--- THE TASK ---
The records appear below. Report how many of their lines contain the word "Hainan", giving the number alone.

[[ PROVIDED DATA open ]]

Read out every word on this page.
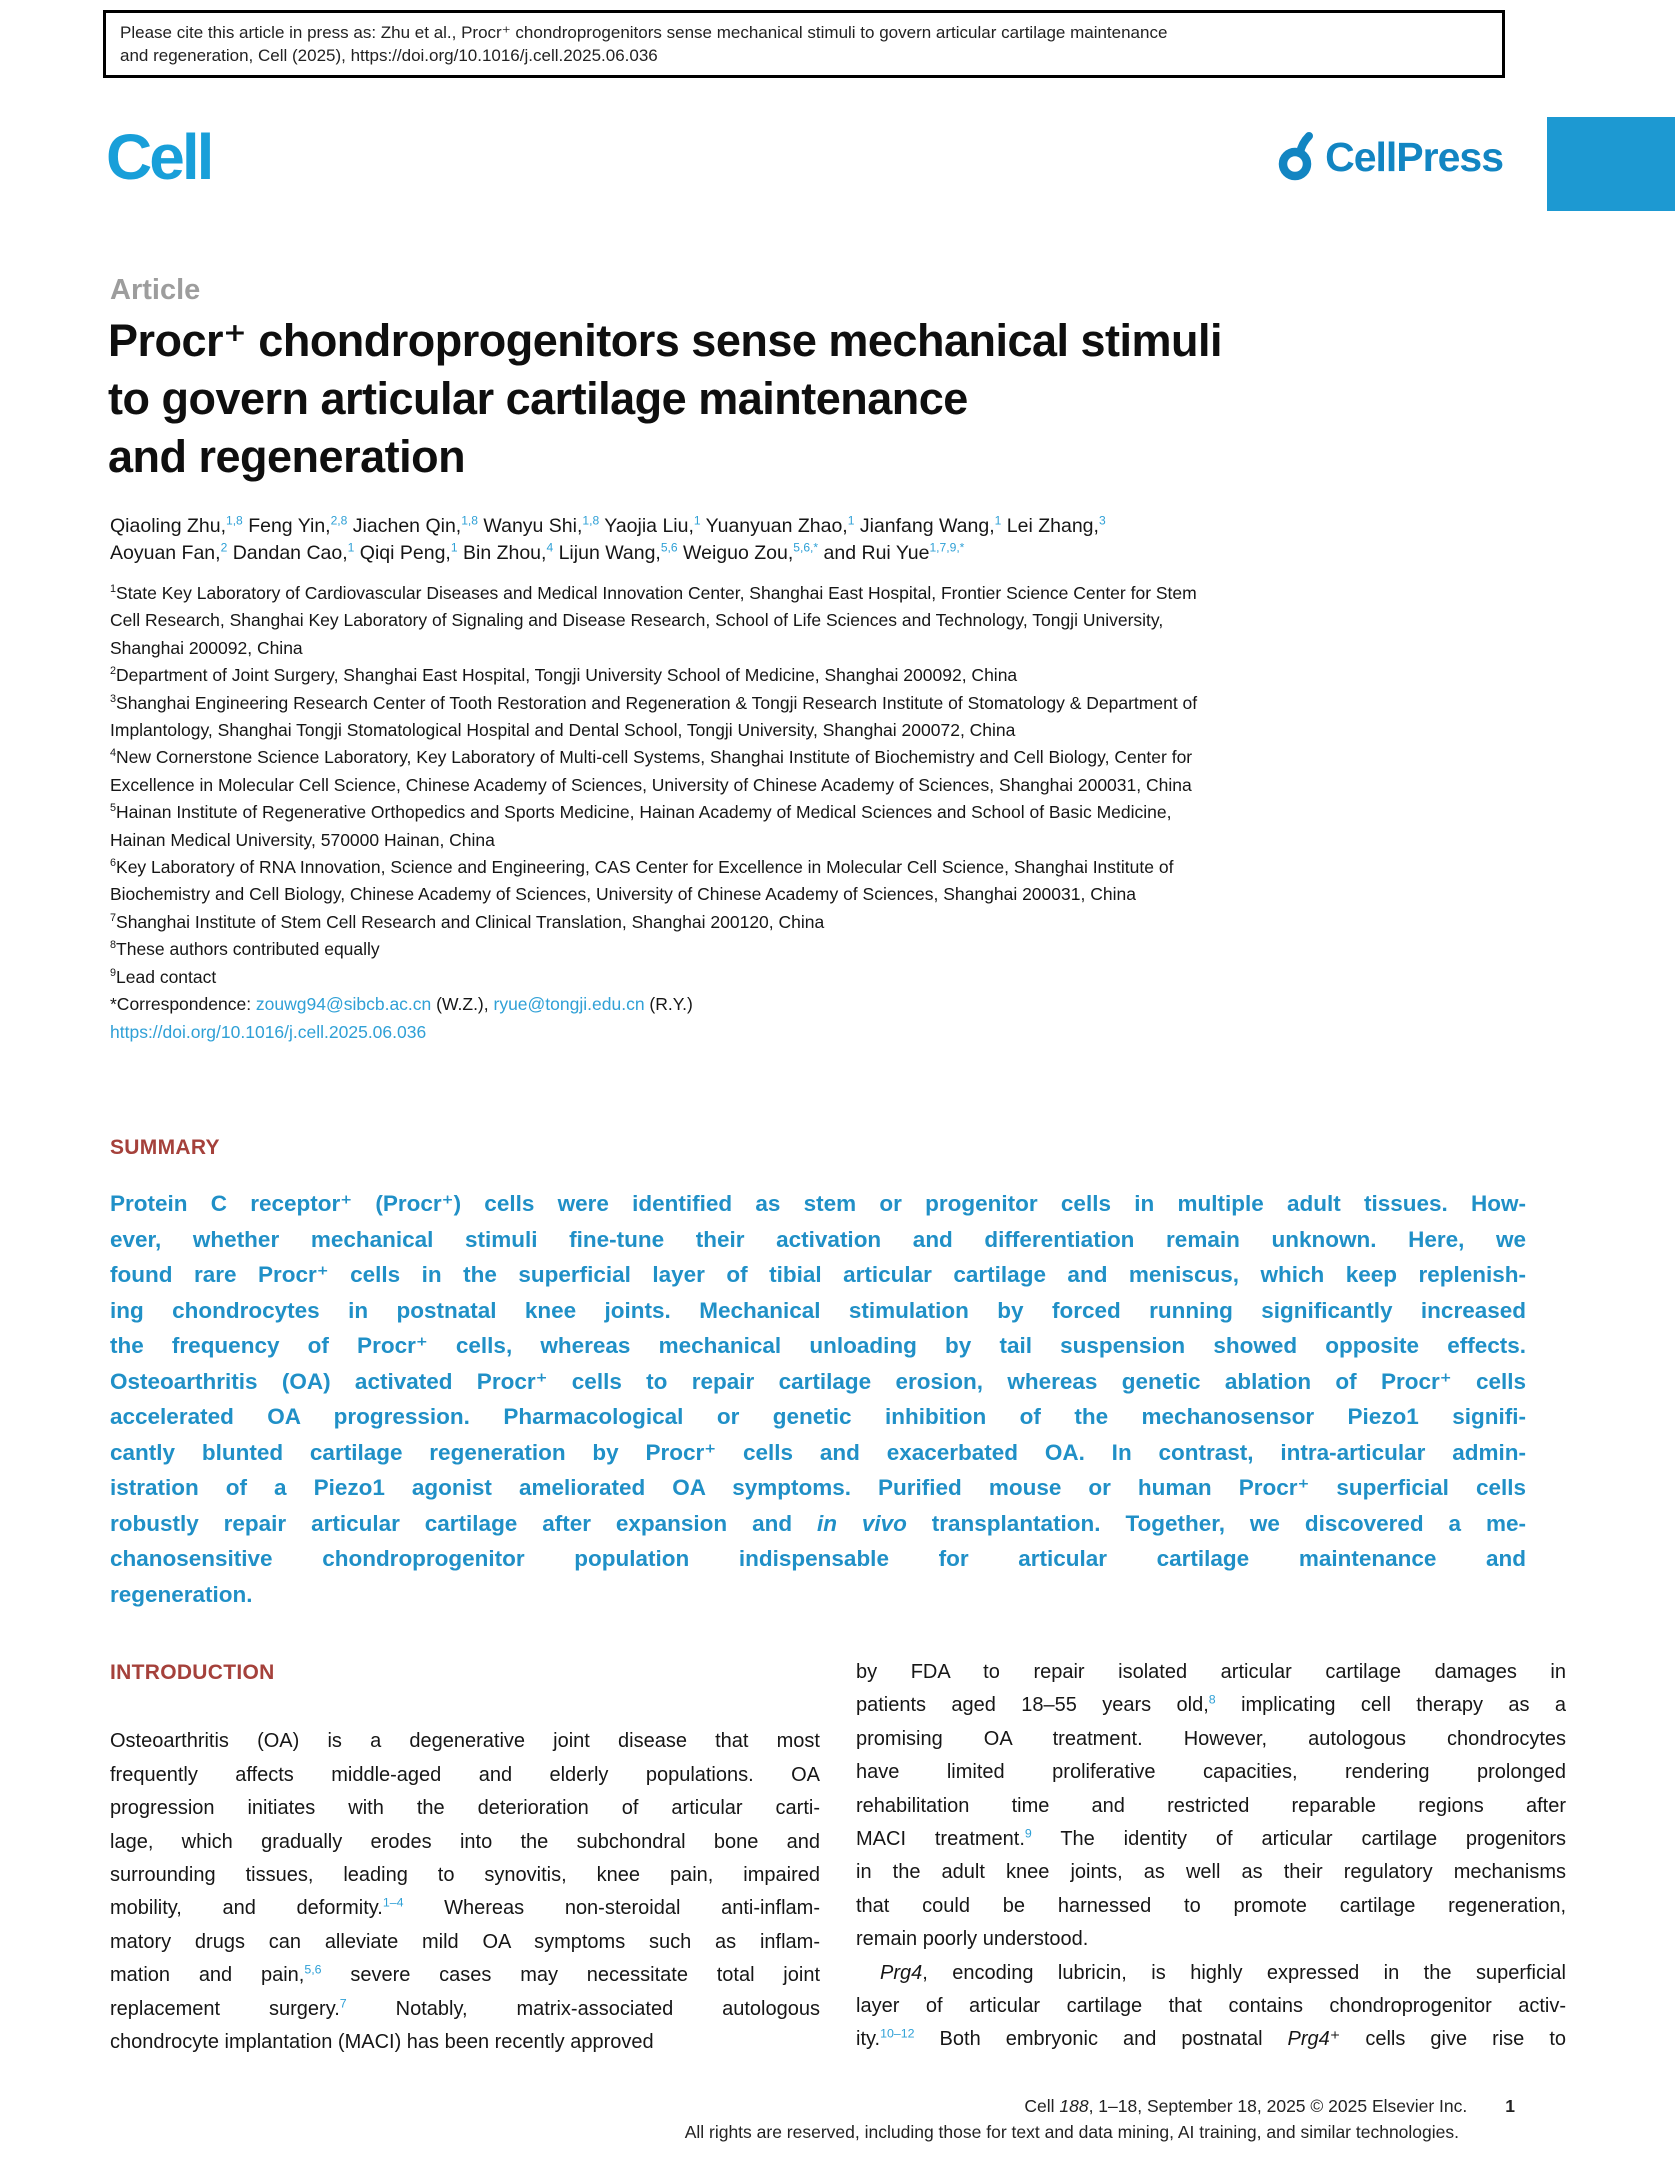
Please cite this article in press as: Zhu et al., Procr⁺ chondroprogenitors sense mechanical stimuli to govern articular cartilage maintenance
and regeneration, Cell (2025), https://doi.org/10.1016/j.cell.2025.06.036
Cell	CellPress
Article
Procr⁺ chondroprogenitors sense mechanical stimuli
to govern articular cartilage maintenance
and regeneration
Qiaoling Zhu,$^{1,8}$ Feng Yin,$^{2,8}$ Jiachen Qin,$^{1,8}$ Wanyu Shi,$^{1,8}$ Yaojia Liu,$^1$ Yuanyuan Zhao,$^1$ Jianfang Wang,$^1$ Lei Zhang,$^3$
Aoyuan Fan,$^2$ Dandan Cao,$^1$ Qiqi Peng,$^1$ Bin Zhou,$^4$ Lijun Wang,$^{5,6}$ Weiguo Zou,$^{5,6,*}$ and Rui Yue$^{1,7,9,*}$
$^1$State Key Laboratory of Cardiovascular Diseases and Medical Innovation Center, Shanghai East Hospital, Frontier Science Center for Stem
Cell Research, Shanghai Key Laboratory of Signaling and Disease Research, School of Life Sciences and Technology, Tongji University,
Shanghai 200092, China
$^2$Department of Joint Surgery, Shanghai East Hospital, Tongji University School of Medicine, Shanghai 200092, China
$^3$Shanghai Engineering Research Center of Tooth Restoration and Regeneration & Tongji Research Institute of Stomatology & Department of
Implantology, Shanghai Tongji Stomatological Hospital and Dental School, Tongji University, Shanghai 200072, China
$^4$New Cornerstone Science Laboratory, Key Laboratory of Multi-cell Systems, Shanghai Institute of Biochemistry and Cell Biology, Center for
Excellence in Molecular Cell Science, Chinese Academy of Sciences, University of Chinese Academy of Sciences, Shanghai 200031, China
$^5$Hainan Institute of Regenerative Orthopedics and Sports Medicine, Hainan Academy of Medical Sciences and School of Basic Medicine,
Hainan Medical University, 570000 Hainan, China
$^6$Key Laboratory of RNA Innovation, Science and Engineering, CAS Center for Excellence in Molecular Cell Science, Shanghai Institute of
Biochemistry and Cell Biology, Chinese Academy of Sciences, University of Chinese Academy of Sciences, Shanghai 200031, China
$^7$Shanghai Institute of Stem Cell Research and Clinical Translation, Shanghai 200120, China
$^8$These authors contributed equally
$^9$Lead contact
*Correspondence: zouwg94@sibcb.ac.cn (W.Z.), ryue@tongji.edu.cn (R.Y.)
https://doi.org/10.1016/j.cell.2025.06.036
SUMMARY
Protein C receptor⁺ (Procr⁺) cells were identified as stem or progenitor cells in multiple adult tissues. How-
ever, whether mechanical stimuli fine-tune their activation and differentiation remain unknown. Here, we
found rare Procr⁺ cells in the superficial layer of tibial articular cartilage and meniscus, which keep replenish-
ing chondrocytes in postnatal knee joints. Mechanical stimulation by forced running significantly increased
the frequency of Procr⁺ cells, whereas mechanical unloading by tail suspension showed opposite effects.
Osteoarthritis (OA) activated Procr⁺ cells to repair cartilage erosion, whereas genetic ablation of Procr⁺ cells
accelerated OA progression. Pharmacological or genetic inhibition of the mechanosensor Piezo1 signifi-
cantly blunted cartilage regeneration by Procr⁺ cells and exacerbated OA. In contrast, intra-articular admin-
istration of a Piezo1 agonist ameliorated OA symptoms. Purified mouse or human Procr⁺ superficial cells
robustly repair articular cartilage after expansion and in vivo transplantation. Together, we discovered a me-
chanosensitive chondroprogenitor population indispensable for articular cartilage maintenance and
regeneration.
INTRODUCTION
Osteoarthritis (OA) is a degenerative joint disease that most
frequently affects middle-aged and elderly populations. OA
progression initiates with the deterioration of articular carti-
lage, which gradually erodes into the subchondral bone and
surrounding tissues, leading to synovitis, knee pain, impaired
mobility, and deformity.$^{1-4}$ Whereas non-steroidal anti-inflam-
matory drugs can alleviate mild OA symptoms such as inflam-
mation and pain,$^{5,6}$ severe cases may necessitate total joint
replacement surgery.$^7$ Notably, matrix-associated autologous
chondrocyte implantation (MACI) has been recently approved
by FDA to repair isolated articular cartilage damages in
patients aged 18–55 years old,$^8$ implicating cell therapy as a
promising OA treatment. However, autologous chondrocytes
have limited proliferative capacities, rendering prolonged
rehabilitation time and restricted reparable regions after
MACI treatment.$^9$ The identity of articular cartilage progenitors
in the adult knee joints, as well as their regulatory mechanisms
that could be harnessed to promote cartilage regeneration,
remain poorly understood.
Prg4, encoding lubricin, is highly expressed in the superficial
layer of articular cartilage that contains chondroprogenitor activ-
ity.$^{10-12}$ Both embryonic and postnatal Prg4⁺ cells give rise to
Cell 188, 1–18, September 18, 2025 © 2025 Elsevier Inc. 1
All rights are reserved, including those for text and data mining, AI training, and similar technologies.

[[ PROVIDED DATA closed ]]
[[ PROVIDED DATA open ]]

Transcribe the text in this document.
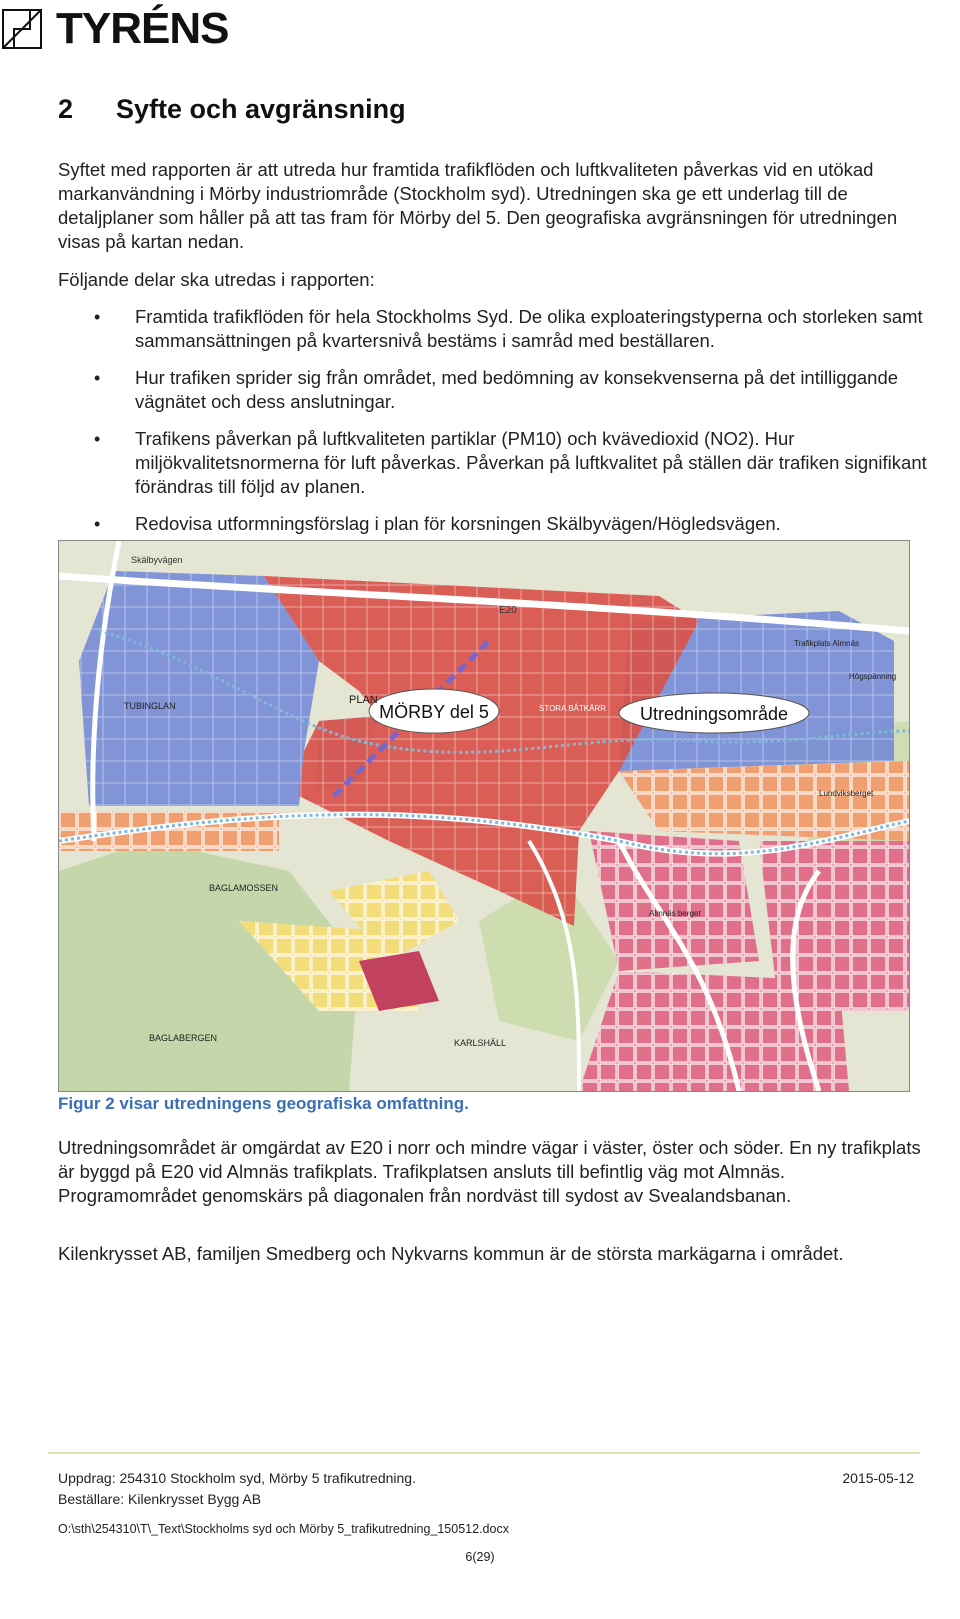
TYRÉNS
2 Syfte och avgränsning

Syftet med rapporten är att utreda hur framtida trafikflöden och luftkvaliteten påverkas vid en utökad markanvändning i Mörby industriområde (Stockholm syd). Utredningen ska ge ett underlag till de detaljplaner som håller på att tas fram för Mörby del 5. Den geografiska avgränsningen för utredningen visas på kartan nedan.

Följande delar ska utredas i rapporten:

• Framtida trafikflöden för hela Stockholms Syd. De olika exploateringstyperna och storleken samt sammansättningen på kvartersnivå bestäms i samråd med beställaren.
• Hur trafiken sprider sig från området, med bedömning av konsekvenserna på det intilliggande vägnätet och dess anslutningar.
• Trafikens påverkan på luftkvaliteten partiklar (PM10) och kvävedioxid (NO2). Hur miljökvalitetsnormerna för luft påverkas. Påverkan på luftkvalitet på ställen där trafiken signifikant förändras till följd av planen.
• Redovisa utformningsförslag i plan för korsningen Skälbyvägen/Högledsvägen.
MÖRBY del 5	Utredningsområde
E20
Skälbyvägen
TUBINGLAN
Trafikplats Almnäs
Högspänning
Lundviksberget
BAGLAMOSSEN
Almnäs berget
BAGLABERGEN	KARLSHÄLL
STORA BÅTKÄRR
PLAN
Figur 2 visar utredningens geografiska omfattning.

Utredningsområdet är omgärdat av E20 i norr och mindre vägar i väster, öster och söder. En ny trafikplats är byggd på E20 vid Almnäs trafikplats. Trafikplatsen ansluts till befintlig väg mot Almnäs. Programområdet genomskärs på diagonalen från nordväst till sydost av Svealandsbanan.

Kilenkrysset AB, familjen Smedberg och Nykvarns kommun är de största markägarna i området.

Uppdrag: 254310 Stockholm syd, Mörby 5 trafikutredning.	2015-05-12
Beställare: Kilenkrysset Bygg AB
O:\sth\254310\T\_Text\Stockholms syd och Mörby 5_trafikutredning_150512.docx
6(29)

[[ PROVIDED DATA closed ]]

--- COMPLETED EXERCISE ---
2